**Exercise task:**
Review the lines that follow and copy each one that contains the word "true".

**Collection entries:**
## Start

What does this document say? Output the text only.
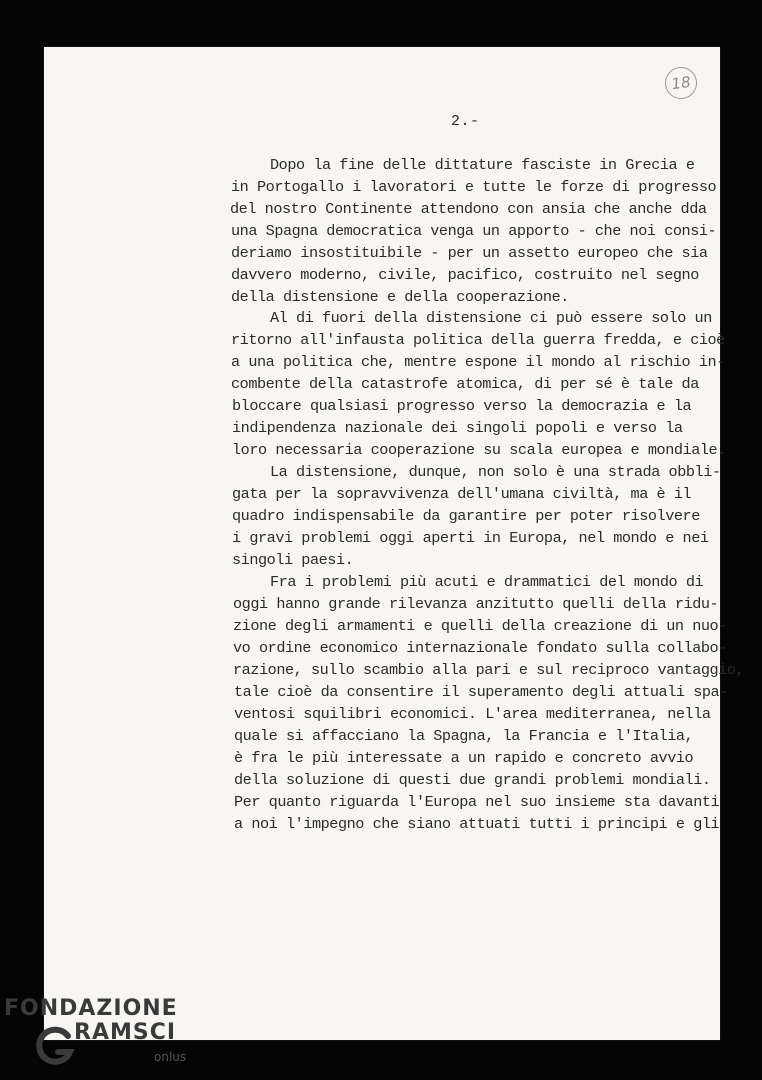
18
2.-
Dopo la fine delle dittature fasciste in Grecia e
in Portogallo i lavoratori e tutte le forze di progresso
del nostro Continente attendono con ansia che anche dda
una Spagna democratica venga un apporto - che noi consi-
deriamo insostituibile - per un assetto europeo che sia
davvero moderno, civile, pacifico, costruito nel segno
della distensione e della cooperazione.
Al di fuori della distensione ci può essere solo un
ritorno all'infausta politica della guerra fredda, e cioè
a una politica che, mentre espone il mondo al rischio in-
combente della catastrofe atomica, di per sé è tale da
bloccare qualsiasi progresso verso la democrazia e la
indipendenza nazionale dei singoli popoli e verso la
loro necessaria cooperazione su scala europea e mondiale.
La distensione, dunque, non solo è una strada obbli-
gata per la sopravvivenza dell'umana civiltà, ma è il
quadro indispensabile da garantire per poter risolvere
i gravi problemi oggi aperti in Europa, nel mondo e nei
singoli paesi.
Fra i problemi più acuti e drammatici del mondo di
oggi hanno grande rilevanza anzitutto quelli della ridu-
zione degli armamenti e quelli della creazione di un nuo-
vo ordine economico internazionale fondato sulla collabo-
razione, sullo scambio alla pari e sul reciproco vantaggio,
tale cioè da consentire il superamento degli attuali spa-
ventosi squilibri economici. L'area mediterranea, nella
quale si affacciano la Spagna, la Francia e l'Italia,
è fra le più interessate a un rapido e concreto avvio
della soluzione di questi due grandi problemi mondiali.
Per quanto riguarda l'Europa nel suo insieme sta davanti
a noi l'impegno che siano attuati tutti i principi e gli
FONDAZIONE
RAMSCI
onlus
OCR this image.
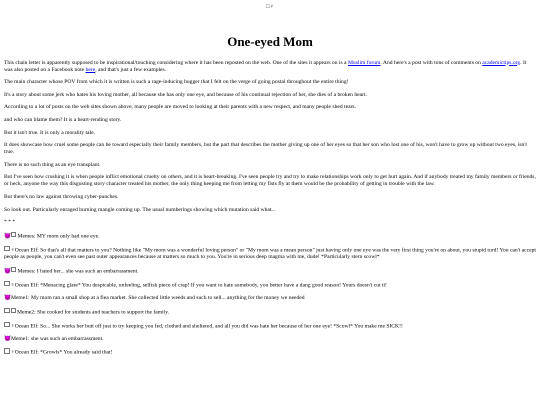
□♀
One-eyed Mom

This chain letter is apparently supposed to be inspirational/touching considering where it has been reposted on the web. One of the sites it appears on is a Muslim forum. And here's a post with tons of comments on academictips.org. It was also posted on a Facebook note here, and that's just a few examples.

The main character whose POV from which it is written is such a rage-inducing bugger that I felt on the verge of going postal throughout the entire thing!

It's a story about some jerk who hates his loving mother, all because she has only one eye, and because of his continual rejection of her, she dies of a broken heart.

According to a lot of posts on the web sites shown above, many people are moved to looking at their parents with a new respect, and many people shed tears.

and who can blame them? It is a heart-rending story.

But it isn't true. It is only a morality tale.

It does showcase how cruel some people can be toward especially their family members, but the part that describes the mother giving up one of her eyes so that her son who lost one of his, won't have to grow up without two eyes, isn't true.

There is no such thing as an eye transplant.

But I've seen how crushing it is when people inflict emotional cruelty on others, and it is heart-breaking. I've seen people try and try to make relationships work only to get hurt again. And if anybody treated my family members or friends, or heck, anyone the way this disgusting story character treated his mother, the only thing keeping me from letting my fists fly at them would be the probability of getting in trouble with the law.

But there's no law against throwing cyber-punches.

So look out. Particularly enraged burning mangle coming up. The usual numberings showing which mutation said what...

* * *

😈 Memes: MY mom only had one eye.

♀Ocean Elf: So that's all that matters to you? Nothing like "My mom was a wonderful loving person" or "My mom was a mean person" just having only one eye was the very first thing you're on about, you stupid turd! You can't accept people as people, you can't even see past outer appearances because at matters so much to you. You're in serious deep magma with me, dude! *Particularly stern scowl*

😈 Memes: I hated her... she was such an embarrassment.

♀Ocean Elf: *Menacing glare* You despicable, unfeeling, selfish piece of crap! If you want to hate somebody, you better have a dang good reason! Yours doesn't cut it!

😈Meme1: My mom ran a small shop at a flea market. She collected little weeds and such to sell... anything for the money we needed

Meme2: She cooked for students and teachers to support the family.

♀Ocean Elf: So... She works her butt off just to try keeping you fed, clothed and sheltered, and all you did was hate her because of her one eye! *Scowl* You make me SICK!!

😈Meme1: she was such an embarrassment.

♀Ocean Elf: *Growls* You already said that!
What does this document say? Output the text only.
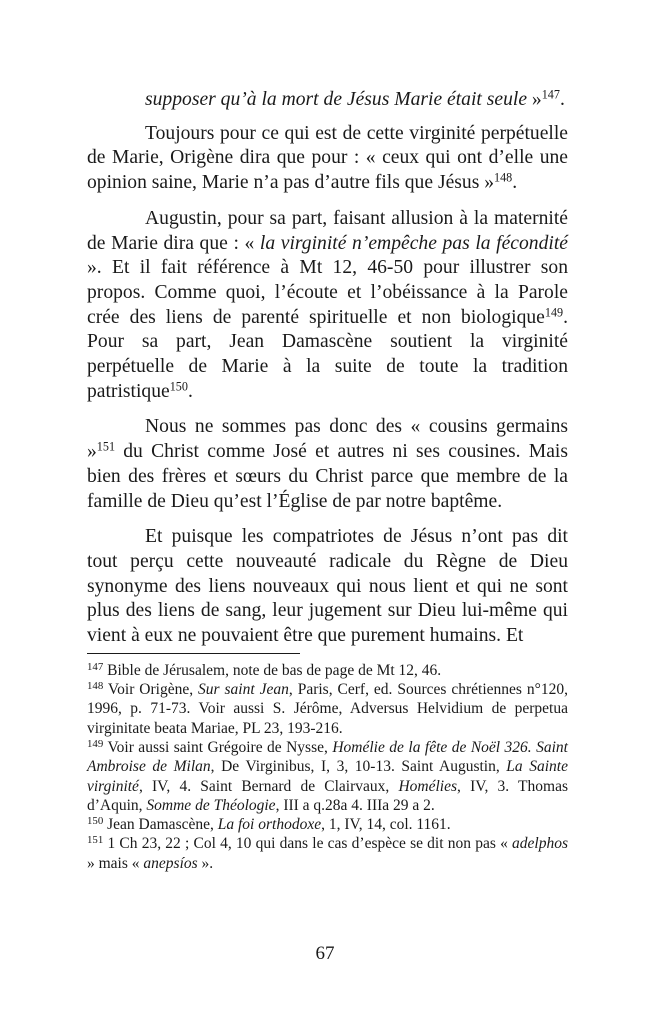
supposer qu’à la mort de Jésus Marie était seule »$^{147}$.

Toujours pour ce qui est de cette virginité perpétuelle de Marie, Origène dira que pour : « ceux qui ont d’elle une opinion saine, Marie n’a pas d’autre fils que Jésus »$^{148}$.

Augustin, pour sa part, faisant allusion à la maternité de Marie dira que : « la virginité n’empêche pas la fécondité ». Et il fait référence à Mt 12, 46-50 pour illustrer son propos. Comme quoi, l’écoute et l’obéissance à la Parole crée des liens de parenté spirituelle et non biologique$^{149}$. Pour sa part, Jean Damascène soutient la virginité perpétuelle de Marie à la suite de toute la tradition patristique$^{150}$.

Nous ne sommes pas donc des « cousins germains »$^{151}$ du Christ comme José et autres ni ses cousines. Mais bien des frères et sœurs du Christ parce que membre de la famille de Dieu qu’est l’Église de par notre baptême.

Et puisque les compatriotes de Jésus n’ont pas dit tout perçu cette nouveauté radicale du Règne de Dieu synonyme des liens nouveaux qui nous lient et qui ne sont plus des liens de sang, leur jugement sur Dieu lui-même qui vient à eux ne pouvaient être que purement humains. Et

$^{147}$ Bible de Jérusalem, note de bas de page de Mt 12, 46.

$^{148}$ Voir Origène, Sur saint Jean, Paris, Cerf, ed. Sources chrétiennes n°120, 1996, p. 71-73. Voir aussi S. Jérôme, Adversus Helvidium de perpetua virginitate beata Mariae, PL 23, 193-216.

$^{149}$ Voir aussi saint Grégoire de Nysse, Homélie de la fête de Noël 326. Saint Ambroise de Milan, De Virginibus, I, 3, 10-13. Saint Augustin, La Sainte virginité, IV, 4. Saint Bernard de Clairvaux, Homélies, IV, 3. Thomas d’Aquin, Somme de Théologie, III a q.28a 4. IIIa 29 a 2.

$^{150}$ Jean Damascène, La foi orthodoxe, 1, IV, 14, col. 1161.

$^{151}$ 1 Ch 23, 22 ; Col 4, 10 qui dans le cas d’espèce se dit non pas « adelphos » mais « anepsíos ».

67
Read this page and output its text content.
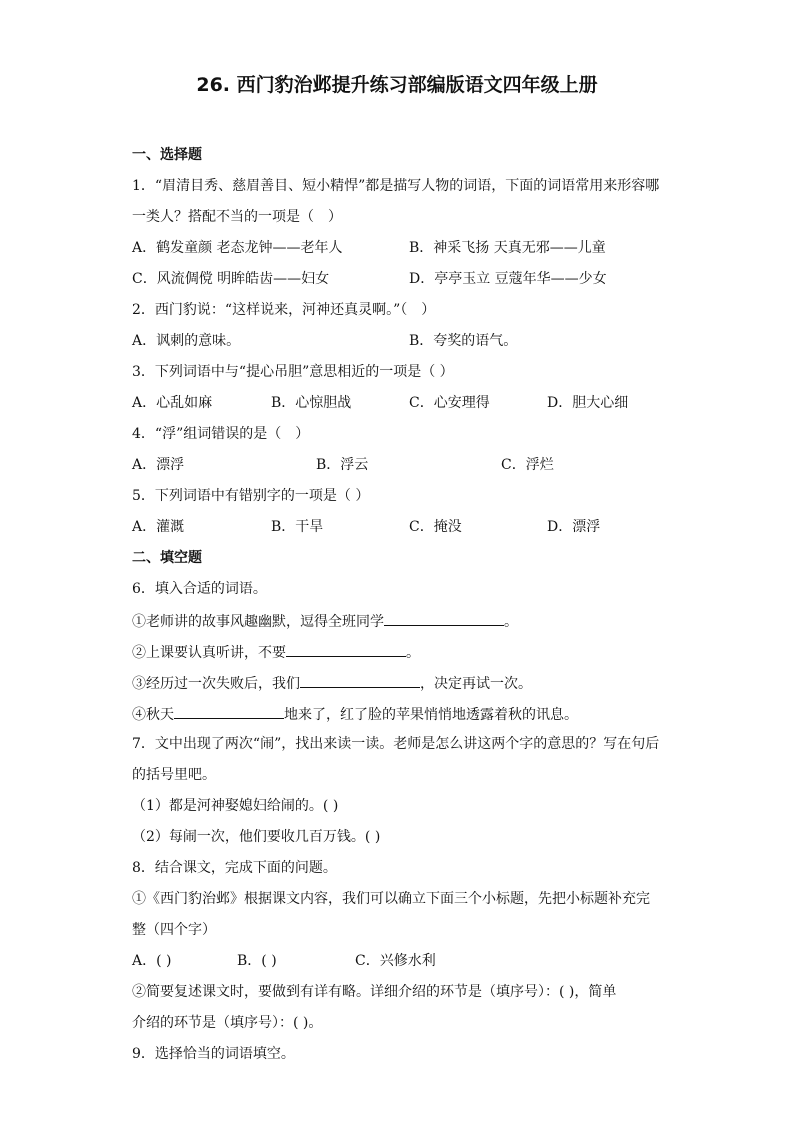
26. 西门豹治邺提升练习部编版语文四年级上册
一、选择题
1．“眉清目秀、慈眉善目、短小精悍”都是描写人物的词语，下面的词语常用来形容哪
一类人？搭配不当的一项是（　）
A．鹤发童颜 老态龙钟——老年人	B．神采飞扬 天真无邪——儿童
C．风流倜傥 明眸皓齿——妇女	D．亭亭玉立 豆蔻年华——少女
2．西门豹说：“这样说来，河神还真灵啊。”（　）
A．讽刺的意味。	B．夸奖的语气。
3．下列词语中与“提心吊胆”意思相近的一项是（ ）
A．心乱如麻	B．心惊胆战	C．心安理得	D．胆大心细
4．“浮”组词错误的是（　）
A．漂浮	B．浮云	C．浮烂
5．下列词语中有错别字的一项是（ ）
A．灌溉	B．干旱	C．掩没	D．漂浮
二、填空题
6．填入合适的词语。
①老师讲的故事风趣幽默，逗得全班同学	。
②上课要认真听讲，不要	。
③经历过一次失败后，我们	，决定再试一次。
④秋天	地来了，红了脸的苹果悄悄地透露着秋的讯息。
7．文中出现了两次“闹”，找出来读一读。老师是怎么讲这两个字的意思的？写在句后
的括号里吧。
（1）都是河神娶媳妇给闹的。( )
（2）每闹一次，他们要收几百万钱。( )
8．结合课文，完成下面的问题。
①《西门豹治邺》根据课文内容，我们可以确立下面三个小标题，先把小标题补充完
整（四个字）
A．( )	B．( )	C．兴修水利
②简要复述课文时，要做到有详有略。详细介绍的环节是（填序号）：( )，简单
介绍的环节是（填序号）：( )。
9．选择恰当的词语填空。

## End

**Answer below:**
But it isn't true. It is only a morality tale.
It does showcase how cruel some people can be toward especially their family members, but the part that describes the mother giving up one of her eyes so that her son who lost one of his, won't have to grow up without two eyes, isn't true.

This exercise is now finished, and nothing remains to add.